_Problem to work on_
Take every line from the listing below that contains "site".
┌─ Data records
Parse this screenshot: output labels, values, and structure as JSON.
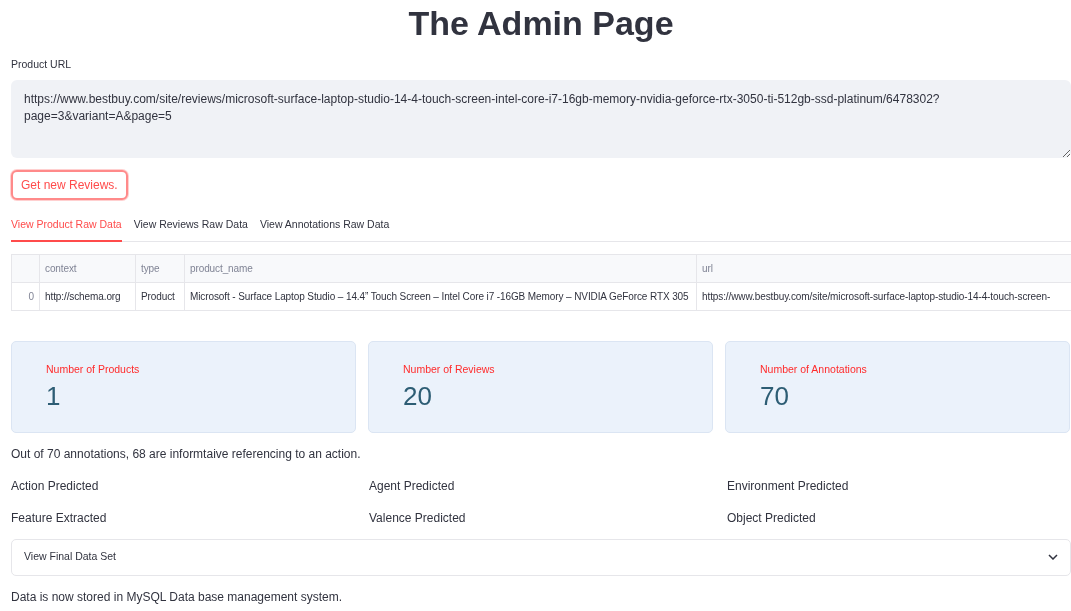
{
  "title": "The Admin Page",
  "url_field": {
    "label": "Product URL",
    "value": "https://www.bestbuy.com/site/reviews/microsoft-surface-laptop-studio-14-4-touch-screen-intel-core-i7-16gb-memory-nvidia-geforce-rtx-3050-ti-512gb-ssd-platinum/6478302?page=3&variant=A&page=5"
  },
  "button": "Get new Reviews.",
  "tabs": [
    {
      "label": "View Product Raw Data",
      "selected": true
    },
    {
      "label": "View Reviews Raw Data",
      "selected": false
    },
    {
      "label": "View Annotations Raw Data",
      "selected": false
    }
  ],
  "table": {
    "columns": [
      "context",
      "type",
      "product_name",
      "url"
    ],
    "rows": [
      {
        "index": "0",
        "cells": [
          "http://schema.org",
          "Product",
          "Microsoft - Surface Laptop Studio – 14.4” Touch Screen – Intel Core i7 -16GB Memory – NVIDIA GeForce RTX 305",
          "https://www.bestbuy.com/site/microsoft-surface-laptop-studio-14-4-touch-screen-"
        ]
      }
    ]
  },
  "metrics": [
    {
      "label": "Number of Products",
      "value": "1"
    },
    {
      "label": "Number of Reviews",
      "value": "20"
    },
    {
      "label": "Number of Annotations",
      "value": "70"
    }
  ],
  "summary": "Out of 70 annotations, 68 are informtaive referencing to an action.",
  "predictions": [
    "Action Predicted",
    "Agent Predicted",
    "Environment Predicted",
    "Feature Extracted",
    "Valence Predicted",
    "Object Predicted"
  ],
  "expander": {
    "label": "View Final Data Set",
    "expanded": false
  },
  "footer": "Data is now stored in MySQL Data base management system."
}
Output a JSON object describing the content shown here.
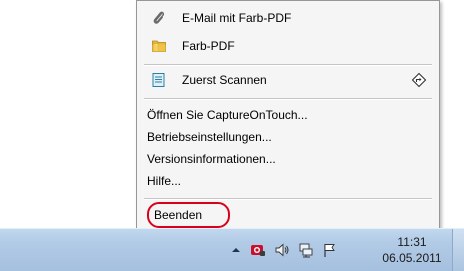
{
  "menu": {
    "items": [
      {
        "label": "E-Mail mit Farb-PDF",
        "icon": "paperclip-icon"
      },
      {
        "label": "Farb-PDF",
        "icon": "folder-icon"
      },
      {
        "label": "Zuerst Scannen",
        "icon": "document-icon",
        "shortcut_icon": "diamond-arrow-icon"
      },
      {
        "label": "Öffnen Sie CaptureOnTouch..."
      },
      {
        "label": "Betriebseinstellungen..."
      },
      {
        "label": "Versionsinformationen..."
      },
      {
        "label": "Hilfe..."
      },
      {
        "label": "Beenden",
        "highlighted": true
      }
    ]
  },
  "taskbar": {
    "tray_icons": [
      "chevron-up-icon",
      "capture-on-touch-icon",
      "speaker-icon",
      "network-icon",
      "flag-icon"
    ],
    "clock": {
      "time": "11:31",
      "date": "06.05.2011"
    }
  },
  "colors": {
    "menu_background": "#f5f5f5",
    "highlight_ring": "#d9001b",
    "taskbar": "#b2cbe6"
  }
}
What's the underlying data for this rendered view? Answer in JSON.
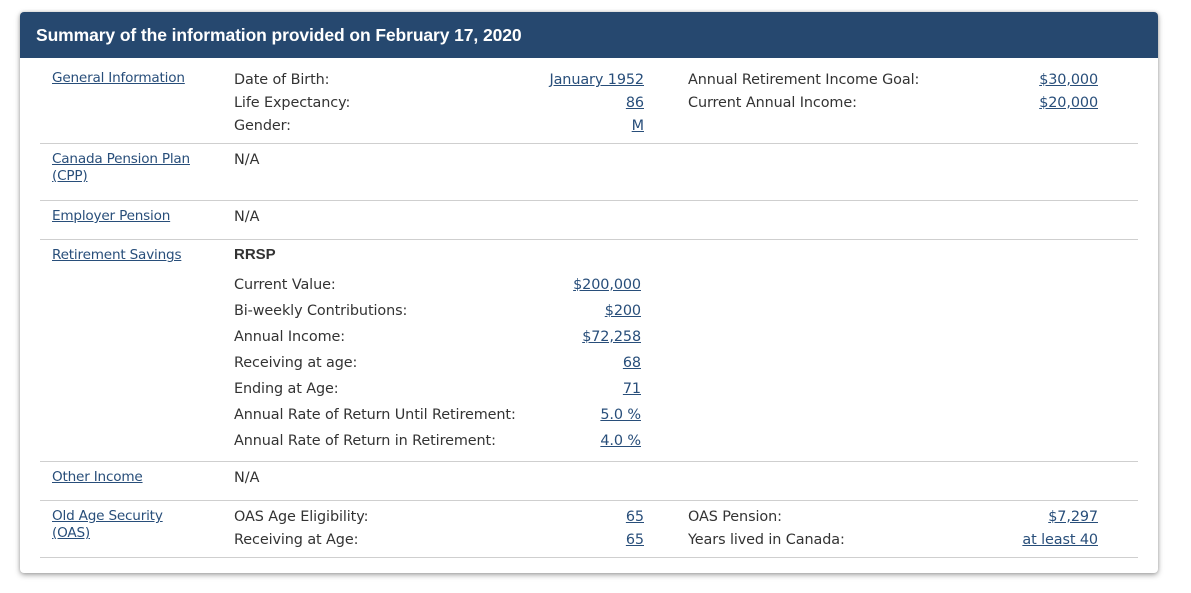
{
  "header": {
    "title": "Summary of the information provided on February 17, 2020"
  },
  "colors": {
    "header_bg": "#26486f",
    "link": "#284e7a",
    "text": "#333333",
    "divider": "#cfcfcf"
  },
  "sections": {
    "general": {
      "label": "General Information",
      "left": [
        {
          "key": "Date of Birth:",
          "value": "January 1952"
        },
        {
          "key": "Life Expectancy:",
          "value": "86"
        },
        {
          "key": "Gender:",
          "value": "M"
        }
      ],
      "right": [
        {
          "key": "Annual Retirement Income Goal:",
          "value": "$30,000"
        },
        {
          "key": "Current Annual Income:",
          "value": "$20,000"
        }
      ]
    },
    "cpp": {
      "label_line1": "Canada Pension Plan",
      "label_line2": "(CPP)",
      "value": "N/A"
    },
    "employer": {
      "label": "Employer Pension",
      "value": "N/A"
    },
    "savings": {
      "label": "Retirement Savings",
      "subheading": "RRSP",
      "items": [
        {
          "key": "Current Value:",
          "value": "$200,000"
        },
        {
          "key": "Bi-weekly Contributions:",
          "value": "$200"
        },
        {
          "key": "Annual Income:",
          "value": "$72,258"
        },
        {
          "key": "Receiving at age:",
          "value": "68"
        },
        {
          "key": "Ending at Age:",
          "value": "71"
        },
        {
          "key": "Annual Rate of Return Until Retirement:",
          "value": "5.0 %"
        },
        {
          "key": "Annual Rate of Return in Retirement:",
          "value": "4.0 %"
        }
      ]
    },
    "other": {
      "label": "Other Income",
      "value": "N/A"
    },
    "oas": {
      "label_line1": "Old Age Security",
      "label_line2": "(OAS)",
      "left": [
        {
          "key": "OAS Age Eligibility:",
          "value": "65"
        },
        {
          "key": "Receiving at Age:",
          "value": "65"
        }
      ],
      "right": [
        {
          "key": "OAS Pension:",
          "value": "$7,297"
        },
        {
          "key": "Years lived in Canada:",
          "value": "at least 40"
        }
      ]
    }
  }
}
└─
_Solution for this task_
    "value": "https://www.bestbuy.com/site/reviews/microsoft-surface-laptop-studio-14-4-touch-screen-intel-core-i7-16gb-memory-nvidia-geforce-rtx-3050-ti-512gb-ssd-platinum/6478302?page=3&variant=A&page=5"
          "https://www.bestbuy.com/site/microsoft-surface-laptop-studio-14-4-touch-screen-"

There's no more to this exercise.